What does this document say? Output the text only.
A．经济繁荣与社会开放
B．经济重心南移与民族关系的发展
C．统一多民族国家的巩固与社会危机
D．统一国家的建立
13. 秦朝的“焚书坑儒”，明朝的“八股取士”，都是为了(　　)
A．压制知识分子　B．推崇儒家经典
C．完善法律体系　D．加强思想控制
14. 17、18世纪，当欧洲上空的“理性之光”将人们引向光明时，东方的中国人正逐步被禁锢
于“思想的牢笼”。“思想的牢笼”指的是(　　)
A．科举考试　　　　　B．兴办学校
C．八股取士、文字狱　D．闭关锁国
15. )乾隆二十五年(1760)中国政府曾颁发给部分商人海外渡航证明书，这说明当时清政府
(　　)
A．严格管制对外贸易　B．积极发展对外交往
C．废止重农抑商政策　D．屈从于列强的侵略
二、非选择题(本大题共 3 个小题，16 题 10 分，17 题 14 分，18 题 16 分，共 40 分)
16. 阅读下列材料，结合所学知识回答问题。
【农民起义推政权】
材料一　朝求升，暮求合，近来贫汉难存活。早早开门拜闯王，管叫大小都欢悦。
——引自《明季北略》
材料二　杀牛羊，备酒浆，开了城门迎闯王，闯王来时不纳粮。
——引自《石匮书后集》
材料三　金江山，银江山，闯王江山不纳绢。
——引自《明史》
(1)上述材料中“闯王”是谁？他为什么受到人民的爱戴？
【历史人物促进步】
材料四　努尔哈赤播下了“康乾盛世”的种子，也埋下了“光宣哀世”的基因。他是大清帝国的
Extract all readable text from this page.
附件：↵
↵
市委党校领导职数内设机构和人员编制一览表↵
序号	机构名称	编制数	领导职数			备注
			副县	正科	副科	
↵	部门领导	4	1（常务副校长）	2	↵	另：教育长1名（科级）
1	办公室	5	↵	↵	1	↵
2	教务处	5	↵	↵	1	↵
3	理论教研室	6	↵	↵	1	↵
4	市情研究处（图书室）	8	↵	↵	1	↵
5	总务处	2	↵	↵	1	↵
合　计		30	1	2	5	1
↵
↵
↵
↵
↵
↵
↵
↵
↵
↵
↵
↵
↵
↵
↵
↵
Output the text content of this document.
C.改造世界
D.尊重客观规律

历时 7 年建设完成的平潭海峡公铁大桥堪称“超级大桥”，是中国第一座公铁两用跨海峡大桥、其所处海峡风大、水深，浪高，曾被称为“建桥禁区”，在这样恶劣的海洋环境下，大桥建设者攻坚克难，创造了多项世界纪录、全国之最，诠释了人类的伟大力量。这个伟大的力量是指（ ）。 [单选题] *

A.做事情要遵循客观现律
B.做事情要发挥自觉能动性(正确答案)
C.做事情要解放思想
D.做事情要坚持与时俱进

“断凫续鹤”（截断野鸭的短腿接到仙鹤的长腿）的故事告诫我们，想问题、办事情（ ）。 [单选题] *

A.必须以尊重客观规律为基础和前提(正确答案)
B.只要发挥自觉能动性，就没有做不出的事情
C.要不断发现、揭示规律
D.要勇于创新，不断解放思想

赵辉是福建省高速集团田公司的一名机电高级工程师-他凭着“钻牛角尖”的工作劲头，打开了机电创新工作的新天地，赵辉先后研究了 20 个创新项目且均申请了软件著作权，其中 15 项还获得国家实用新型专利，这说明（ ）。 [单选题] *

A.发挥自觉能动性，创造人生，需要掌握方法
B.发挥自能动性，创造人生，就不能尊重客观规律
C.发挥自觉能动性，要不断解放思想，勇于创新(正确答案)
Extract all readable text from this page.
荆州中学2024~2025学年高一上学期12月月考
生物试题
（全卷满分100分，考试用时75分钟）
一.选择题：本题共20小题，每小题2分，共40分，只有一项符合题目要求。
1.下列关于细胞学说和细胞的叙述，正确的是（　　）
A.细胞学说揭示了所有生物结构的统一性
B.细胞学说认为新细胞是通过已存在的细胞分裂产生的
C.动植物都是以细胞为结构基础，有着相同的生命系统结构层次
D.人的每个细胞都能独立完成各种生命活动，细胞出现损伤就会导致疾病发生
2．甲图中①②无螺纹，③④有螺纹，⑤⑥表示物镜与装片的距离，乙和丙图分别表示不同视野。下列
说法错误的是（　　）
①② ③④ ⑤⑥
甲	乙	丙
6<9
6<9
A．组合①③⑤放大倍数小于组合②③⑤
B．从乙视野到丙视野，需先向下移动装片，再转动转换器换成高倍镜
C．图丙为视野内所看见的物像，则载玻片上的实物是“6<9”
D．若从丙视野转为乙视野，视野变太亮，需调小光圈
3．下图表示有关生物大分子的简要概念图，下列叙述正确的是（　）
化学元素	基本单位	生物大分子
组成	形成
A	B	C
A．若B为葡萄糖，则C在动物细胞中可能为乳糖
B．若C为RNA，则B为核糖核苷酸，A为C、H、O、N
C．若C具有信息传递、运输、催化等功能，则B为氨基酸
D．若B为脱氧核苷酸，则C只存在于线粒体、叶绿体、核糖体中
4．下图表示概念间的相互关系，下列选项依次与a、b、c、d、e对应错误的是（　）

> _Brief_
The whole listing above needs to be written out again exactly.

> _Full answer_
What does this document say? Output the text only.
A．经济繁荣与社会开放
B．经济重心南移与民族关系的发展
C．统一多民族国家的巩固与社会危机
D．统一国家的建立
13. 秦朝的“焚书坑儒”，明朝的“八股取士”，都是为了(　　)
A．压制知识分子　B．推崇儒家经典
C．完善法律体系　D．加强思想控制
14. 17、18世纪，当欧洲上空的“理性之光”将人们引向光明时，东方的中国人正逐步被禁锢
于“思想的牢笼”。“思想的牢笼”指的是(　　)
A．科举考试　　　　　B．兴办学校
C．八股取士、文字狱　D．闭关锁国
15. )乾隆二十五年(1760)中国政府曾颁发给部分商人海外渡航证明书，这说明当时清政府
(　　)
A．严格管制对外贸易　B．积极发展对外交往
C．废止重农抑商政策　D．屈从于列强的侵略
二、非选择题(本大题共 3 个小题，16 题 10 分，17 题 14 分，18 题 16 分，共 40 分)
16. 阅读下列材料，结合所学知识回答问题。
【农民起义推政权】
材料一　朝求升，暮求合，近来贫汉难存活。早早开门拜闯王，管叫大小都欢悦。
——引自《明季北略》
材料二　杀牛羊，备酒浆，开了城门迎闯王，闯王来时不纳粮。
——引自《石匮书后集》
材料三　金江山，银江山，闯王江山不纳绢。
——引自《明史》
(1)上述材料中“闯王”是谁？他为什么受到人民的爱戴？
【历史人物促进步】
材料四　努尔哈赤播下了“康乾盛世”的种子，也埋下了“光宣哀世”的基因。他是大清帝国的
Extract all readable text from this page.
附件：↵
↵
市委党校领导职数内设机构和人员编制一览表↵
序号	机构名称	编制数	领导职数			备注
			副县	正科	副科	
↵	部门领导	4	1（常务副校长）	2	↵	另：教育长1名（科级）
1	办公室	5	↵	↵	1	↵
2	教务处	5	↵	↵	1	↵
3	理论教研室	6	↵	↵	1	↵
4	市情研究处（图书室）	8	↵	↵	1	↵
5	总务处	2	↵	↵	1	↵
合　计		30	1	2	5	1
↵
↵
↵
↵
↵
↵
↵
↵
↵
↵
↵
↵
↵
↵
↵
↵
Output the text content of this document.
C.改造世界
D.尊重客观规律

历时 7 年建设完成的平潭海峡公铁大桥堪称“超级大桥”，是中国第一座公铁两用跨海峡大桥、其所处海峡风大、水深，浪高，曾被称为“建桥禁区”，在这样恶劣的海洋环境下，大桥建设者攻坚克难，创造了多项世界纪录、全国之最，诠释了人类的伟大力量。这个伟大的力量是指（ ）。 [单选题] *

A.做事情要遵循客观现律
B.做事情要发挥自觉能动性(正确答案)
C.做事情要解放思想
D.做事情要坚持与时俱进

“断凫续鹤”（截断野鸭的短腿接到仙鹤的长腿）的故事告诫我们，想问题、办事情（ ）。 [单选题] *

A.必须以尊重客观规律为基础和前提(正确答案)
B.只要发挥自觉能动性，就没有做不出的事情
C.要不断发现、揭示规律
D.要勇于创新，不断解放思想

赵辉是福建省高速集团田公司的一名机电高级工程师-他凭着“钻牛角尖”的工作劲头，打开了机电创新工作的新天地，赵辉先后研究了 20 个创新项目且均申请了软件著作权，其中 15 项还获得国家实用新型专利，这说明（ ）。 [单选题] *

A.发挥自觉能动性，创造人生，需要掌握方法
B.发挥自能动性，创造人生，就不能尊重客观规律
C.发挥自觉能动性，要不断解放思想，勇于创新(正确答案)
Extract all readable text from this page.
荆州中学2024~2025学年高一上学期12月月考
生物试题
（全卷满分100分，考试用时75分钟）
一.选择题：本题共20小题，每小题2分，共40分，只有一项符合题目要求。
1.下列关于细胞学说和细胞的叙述，正确的是（　　）
A.细胞学说揭示了所有生物结构的统一性
B.细胞学说认为新细胞是通过已存在的细胞分裂产生的
C.动植物都是以细胞为结构基础，有着相同的生命系统结构层次
D.人的每个细胞都能独立完成各种生命活动，细胞出现损伤就会导致疾病发生
2．甲图中①②无螺纹，③④有螺纹，⑤⑥表示物镜与装片的距离，乙和丙图分别表示不同视野。下列
说法错误的是（　　）
①② ③④ ⑤⑥
甲	乙	丙
6<9
6<9
A．组合①③⑤放大倍数小于组合②③⑤
B．从乙视野到丙视野，需先向下移动装片，再转动转换器换成高倍镜
C．图丙为视野内所看见的物像，则载玻片上的实物是“6<9”
D．若从丙视野转为乙视野，视野变太亮，需调小光圈
3．下图表示有关生物大分子的简要概念图，下列叙述正确的是（　）
化学元素	基本单位	生物大分子
组成	形成
A	B	C
A．若B为葡萄糖，则C在动物细胞中可能为乳糖
B．若C为RNA，则B为核糖核苷酸，A为C、H、O、N
C．若C具有信息传递、运输、催化等功能，则B为氨基酸
D．若B为脱氧核苷酸，则C只存在于线粒体、叶绿体、核糖体中
4．下图表示概念间的相互关系，下列选项依次与a、b、c、d、e对应错误的是（　）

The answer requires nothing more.